Task brief: Retype all the records with nothing changed.
..........
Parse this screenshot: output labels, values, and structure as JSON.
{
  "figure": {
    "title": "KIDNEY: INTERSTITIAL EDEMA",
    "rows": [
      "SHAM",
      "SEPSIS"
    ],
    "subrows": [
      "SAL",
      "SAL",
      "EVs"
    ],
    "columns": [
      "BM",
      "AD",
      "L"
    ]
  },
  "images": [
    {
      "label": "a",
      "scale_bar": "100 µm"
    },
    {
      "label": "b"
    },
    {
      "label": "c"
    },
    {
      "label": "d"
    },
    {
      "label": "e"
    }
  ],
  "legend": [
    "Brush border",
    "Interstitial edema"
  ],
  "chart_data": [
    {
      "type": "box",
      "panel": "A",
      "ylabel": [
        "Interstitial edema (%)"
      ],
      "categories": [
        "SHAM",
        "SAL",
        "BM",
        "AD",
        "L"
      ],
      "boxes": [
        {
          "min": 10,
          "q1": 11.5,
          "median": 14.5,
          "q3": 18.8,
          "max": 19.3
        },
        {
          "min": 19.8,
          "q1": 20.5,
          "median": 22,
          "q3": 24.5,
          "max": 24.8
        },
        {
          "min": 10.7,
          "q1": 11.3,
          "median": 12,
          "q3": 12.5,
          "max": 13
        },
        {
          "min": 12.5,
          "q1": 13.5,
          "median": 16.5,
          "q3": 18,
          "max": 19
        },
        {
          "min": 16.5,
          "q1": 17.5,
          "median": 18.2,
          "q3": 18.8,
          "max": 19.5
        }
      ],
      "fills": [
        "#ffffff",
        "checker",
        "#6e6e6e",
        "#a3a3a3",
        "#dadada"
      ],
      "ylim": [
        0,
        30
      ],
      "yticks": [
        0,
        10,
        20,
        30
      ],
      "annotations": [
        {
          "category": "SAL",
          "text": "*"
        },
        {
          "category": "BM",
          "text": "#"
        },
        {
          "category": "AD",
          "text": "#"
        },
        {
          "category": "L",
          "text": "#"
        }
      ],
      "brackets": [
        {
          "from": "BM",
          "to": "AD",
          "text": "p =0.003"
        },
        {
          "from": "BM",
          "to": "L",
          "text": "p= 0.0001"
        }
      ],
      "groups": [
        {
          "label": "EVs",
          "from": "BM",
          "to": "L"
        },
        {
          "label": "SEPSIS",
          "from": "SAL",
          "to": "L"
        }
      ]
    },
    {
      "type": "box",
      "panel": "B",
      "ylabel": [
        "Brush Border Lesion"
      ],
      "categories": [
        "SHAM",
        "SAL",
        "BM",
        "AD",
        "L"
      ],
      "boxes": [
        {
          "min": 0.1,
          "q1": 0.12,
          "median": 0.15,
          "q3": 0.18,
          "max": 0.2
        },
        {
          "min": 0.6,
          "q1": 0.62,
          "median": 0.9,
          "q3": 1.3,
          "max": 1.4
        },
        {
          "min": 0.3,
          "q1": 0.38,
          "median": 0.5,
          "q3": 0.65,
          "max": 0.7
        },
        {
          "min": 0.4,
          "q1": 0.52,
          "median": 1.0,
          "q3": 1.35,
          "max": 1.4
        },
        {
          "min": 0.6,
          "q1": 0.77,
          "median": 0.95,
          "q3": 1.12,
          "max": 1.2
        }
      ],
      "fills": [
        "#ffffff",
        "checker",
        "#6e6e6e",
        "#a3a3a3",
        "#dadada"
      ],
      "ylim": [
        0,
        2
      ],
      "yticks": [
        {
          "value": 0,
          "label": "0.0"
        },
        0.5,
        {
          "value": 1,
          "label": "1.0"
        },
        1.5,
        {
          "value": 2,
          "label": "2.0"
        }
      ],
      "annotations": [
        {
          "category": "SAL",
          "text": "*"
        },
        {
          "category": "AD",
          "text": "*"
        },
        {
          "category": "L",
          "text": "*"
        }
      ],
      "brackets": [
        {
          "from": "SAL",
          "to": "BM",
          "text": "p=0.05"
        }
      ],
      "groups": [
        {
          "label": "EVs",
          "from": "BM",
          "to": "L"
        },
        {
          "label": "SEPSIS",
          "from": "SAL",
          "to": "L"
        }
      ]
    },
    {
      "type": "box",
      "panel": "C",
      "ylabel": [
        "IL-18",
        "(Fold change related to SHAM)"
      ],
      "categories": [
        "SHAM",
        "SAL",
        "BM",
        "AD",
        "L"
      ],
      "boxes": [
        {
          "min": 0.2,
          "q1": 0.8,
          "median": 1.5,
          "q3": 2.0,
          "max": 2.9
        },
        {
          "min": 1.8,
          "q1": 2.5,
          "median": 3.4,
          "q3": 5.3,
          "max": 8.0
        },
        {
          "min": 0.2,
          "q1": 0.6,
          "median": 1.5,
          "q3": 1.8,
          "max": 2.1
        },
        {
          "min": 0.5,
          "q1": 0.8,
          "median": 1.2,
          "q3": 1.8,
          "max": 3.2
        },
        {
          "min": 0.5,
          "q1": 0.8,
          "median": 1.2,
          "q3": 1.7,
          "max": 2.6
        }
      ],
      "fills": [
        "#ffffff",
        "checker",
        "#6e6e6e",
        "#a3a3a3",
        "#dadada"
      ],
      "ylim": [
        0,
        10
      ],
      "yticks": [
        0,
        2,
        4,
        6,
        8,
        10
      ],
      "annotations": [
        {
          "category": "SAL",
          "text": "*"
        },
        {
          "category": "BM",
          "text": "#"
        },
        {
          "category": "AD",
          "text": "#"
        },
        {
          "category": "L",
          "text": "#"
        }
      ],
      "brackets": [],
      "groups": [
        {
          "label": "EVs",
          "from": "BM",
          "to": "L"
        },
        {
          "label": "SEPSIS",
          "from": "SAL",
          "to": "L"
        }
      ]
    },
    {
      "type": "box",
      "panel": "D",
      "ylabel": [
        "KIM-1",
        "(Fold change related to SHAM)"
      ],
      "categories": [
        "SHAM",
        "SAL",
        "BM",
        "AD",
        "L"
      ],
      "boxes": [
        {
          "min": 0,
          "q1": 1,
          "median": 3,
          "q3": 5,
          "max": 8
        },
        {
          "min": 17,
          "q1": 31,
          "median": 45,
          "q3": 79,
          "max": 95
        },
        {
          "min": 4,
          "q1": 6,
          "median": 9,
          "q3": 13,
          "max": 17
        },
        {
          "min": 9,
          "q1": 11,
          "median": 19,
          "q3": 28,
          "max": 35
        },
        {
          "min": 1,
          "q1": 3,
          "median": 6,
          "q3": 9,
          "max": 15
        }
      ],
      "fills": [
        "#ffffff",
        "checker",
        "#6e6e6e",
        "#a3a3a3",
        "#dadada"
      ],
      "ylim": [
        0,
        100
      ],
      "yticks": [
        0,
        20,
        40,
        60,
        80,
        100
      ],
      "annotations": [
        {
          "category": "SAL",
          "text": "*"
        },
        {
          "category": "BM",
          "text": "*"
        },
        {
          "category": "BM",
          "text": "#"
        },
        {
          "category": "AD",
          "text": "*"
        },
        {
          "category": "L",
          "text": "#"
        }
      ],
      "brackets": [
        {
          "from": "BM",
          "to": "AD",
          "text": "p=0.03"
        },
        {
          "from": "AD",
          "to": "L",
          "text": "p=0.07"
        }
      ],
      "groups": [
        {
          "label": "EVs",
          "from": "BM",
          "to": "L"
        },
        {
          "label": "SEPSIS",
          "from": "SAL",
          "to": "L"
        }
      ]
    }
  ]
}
..........
Task result:
Parse this screenshot: output labels, values, and structure as JSON.
{
  "figure": {
    "title": "KIDNEY: INTERSTITIAL EDEMA",
    "rows": [
      "SHAM",
      "SEPSIS"
    ],
    "subrows": [
      "SAL",
      "SAL",
      "EVs"
    ],
    "columns": [
      "BM",
      "AD",
      "L"
    ]
  },
  "images": [
    {
      "label": "a",
      "scale_bar": "100 µm"
    },
    {
      "label": "b"
    },
    {
      "label": "c"
    },
    {
      "label": "d"
    },
    {
      "label": "e"
    }
  ],
  "legend": [
    "Brush border",
    "Interstitial edema"
  ],
  "chart_data": [
    {
      "type": "box",
      "panel": "A",
      "ylabel": [
        "Interstitial edema (%)"
      ],
      "categories": [
        "SHAM",
        "SAL",
        "BM",
        "AD",
        "L"
      ],
      "boxes": [
        {
          "min": 10,
          "q1": 11.5,
          "median": 14.5,
          "q3": 18.8,
          "max": 19.3
        },
        {
          "min": 19.8,
          "q1": 20.5,
          "median": 22,
          "q3": 24.5,
          "max": 24.8
        },
        {
          "min": 10.7,
          "q1": 11.3,
          "median": 12,
          "q3": 12.5,
          "max": 13
        },
        {
          "min": 12.5,
          "q1": 13.5,
          "median": 16.5,
          "q3": 18,
          "max": 19
        },
        {
          "min": 16.5,
          "q1": 17.5,
          "median": 18.2,
          "q3": 18.8,
          "max": 19.5
        }
      ],
      "fills": [
        "#ffffff",
        "checker",
        "#6e6e6e",
        "#a3a3a3",
        "#dadada"
      ],
      "ylim": [
        0,
        30
      ],
      "yticks": [
        0,
        10,
        20,
        30
      ],
      "annotations": [
        {
          "category": "SAL",
          "text": "*"
        },
        {
          "category": "BM",
          "text": "#"
        },
        {
          "category": "AD",
          "text": "#"
        },
        {
          "category": "L",
          "text": "#"
        }
      ],
      "brackets": [
        {
          "from": "BM",
          "to": "AD",
          "text": "p =0.003"
        },
        {
          "from": "BM",
          "to": "L",
          "text": "p= 0.0001"
        }
      ],
      "groups": [
        {
          "label": "EVs",
          "from": "BM",
          "to": "L"
        },
        {
          "label": "SEPSIS",
          "from": "SAL",
          "to": "L"
        }
      ]
    },
    {
      "type": "box",
      "panel": "B",
      "ylabel": [
        "Brush Border Lesion"
      ],
      "categories": [
        "SHAM",
        "SAL",
        "BM",
        "AD",
        "L"
      ],
      "boxes": [
        {
          "min": 0.1,
          "q1": 0.12,
          "median": 0.15,
          "q3": 0.18,
          "max": 0.2
        },
        {
          "min": 0.6,
          "q1": 0.62,
          "median": 0.9,
          "q3": 1.3,
          "max": 1.4
        },
        {
          "min": 0.3,
          "q1": 0.38,
          "median": 0.5,
          "q3": 0.65,
          "max": 0.7
        },
        {
          "min": 0.4,
          "q1": 0.52,
          "median": 1.0,
          "q3": 1.35,
          "max": 1.4
        },
        {
          "min": 0.6,
          "q1": 0.77,
          "median": 0.95,
          "q3": 1.12,
          "max": 1.2
        }
      ],
      "fills": [
        "#ffffff",
        "checker",
        "#6e6e6e",
        "#a3a3a3",
        "#dadada"
      ],
      "ylim": [
        0,
        2
      ],
      "yticks": [
        {
          "value": 0,
          "label": "0.0"
        },
        0.5,
        {
          "value": 1,
          "label": "1.0"
        },
        1.5,
        {
          "value": 2,
          "label": "2.0"
        }
      ],
      "annotations": [
        {
          "category": "SAL",
          "text": "*"
        },
        {
          "category": "AD",
          "text": "*"
        },
        {
          "category": "L",
          "text": "*"
        }
      ],
      "brackets": [
        {
          "from": "SAL",
          "to": "BM",
          "text": "p=0.05"
        }
      ],
      "groups": [
        {
          "label": "EVs",
          "from": "BM",
          "to": "L"
        },
        {
          "label": "SEPSIS",
          "from": "SAL",
          "to": "L"
        }
      ]
    },
    {
      "type": "box",
      "panel": "C",
      "ylabel": [
        "IL-18",
        "(Fold change related to SHAM)"
      ],
      "categories": [
        "SHAM",
        "SAL",
        "BM",
        "AD",
        "L"
      ],
      "boxes": [
        {
          "min": 0.2,
          "q1": 0.8,
          "median": 1.5,
          "q3": 2.0,
          "max": 2.9
        },
        {
          "min": 1.8,
          "q1": 2.5,
          "median": 3.4,
          "q3": 5.3,
          "max": 8.0
        },
        {
          "min": 0.2,
          "q1": 0.6,
          "median": 1.5,
          "q3": 1.8,
          "max": 2.1
        },
        {
          "min": 0.5,
          "q1": 0.8,
          "median": 1.2,
          "q3": 1.8,
          "max": 3.2
        },
        {
          "min": 0.5,
          "q1": 0.8,
          "median": 1.2,
          "q3": 1.7,
          "max": 2.6
        }
      ],
      "fills": [
        "#ffffff",
        "checker",
        "#6e6e6e",
        "#a3a3a3",
        "#dadada"
      ],
      "ylim": [
        0,
        10
      ],
      "yticks": [
        0,
        2,
        4,
        6,
        8,
        10
      ],
      "annotations": [
        {
          "category": "SAL",
          "text": "*"
        },
        {
          "category": "BM",
          "text": "#"
        },
        {
          "category": "AD",
          "text": "#"
        },
        {
          "category": "L",
          "text": "#"
        }
      ],
      "brackets": [],
      "groups": [
        {
          "label": "EVs",
          "from": "BM",
          "to": "L"
        },
        {
          "label": "SEPSIS",
          "from": "SAL",
          "to": "L"
        }
      ]
    },
    {
      "type": "box",
      "panel": "D",
      "ylabel": [
        "KIM-1",
        "(Fold change related to SHAM)"
      ],
      "categories": [
        "SHAM",
        "SAL",
        "BM",
        "AD",
        "L"
      ],
      "boxes": [
        {
          "min": 0,
          "q1": 1,
          "median": 3,
          "q3": 5,
          "max": 8
        },
        {
          "min": 17,
          "q1": 31,
          "median": 45,
          "q3": 79,
          "max": 95
        },
        {
          "min": 4,
          "q1": 6,
          "median": 9,
          "q3": 13,
          "max": 17
        },
        {
          "min": 9,
          "q1": 11,
          "median": 19,
          "q3": 28,
          "max": 35
        },
        {
          "min": 1,
          "q1": 3,
          "median": 6,
          "q3": 9,
          "max": 15
        }
      ],
      "fills": [
        "#ffffff",
        "checker",
        "#6e6e6e",
        "#a3a3a3",
        "#dadada"
      ],
      "ylim": [
        0,
        100
      ],
      "yticks": [
        0,
        20,
        40,
        60,
        80,
        100
      ],
      "annotations": [
        {
          "category": "SAL",
          "text": "*"
        },
        {
          "category": "BM",
          "text": "*"
        },
        {
          "category": "BM",
          "text": "#"
        },
        {
          "category": "AD",
          "text": "*"
        },
        {
          "category": "L",
          "text": "#"
        }
      ],
      "brackets": [
        {
          "from": "BM",
          "to": "AD",
          "text": "p=0.03"
        },
        {
          "from": "AD",
          "to": "L",
          "text": "p=0.07"
        }
      ],
      "groups": [
        {
          "label": "EVs",
          "from": "BM",
          "to": "L"
        },
        {
          "label": "SEPSIS",
          "from": "SAL",
          "to": "L"
        }
      ]
    }
  ]
}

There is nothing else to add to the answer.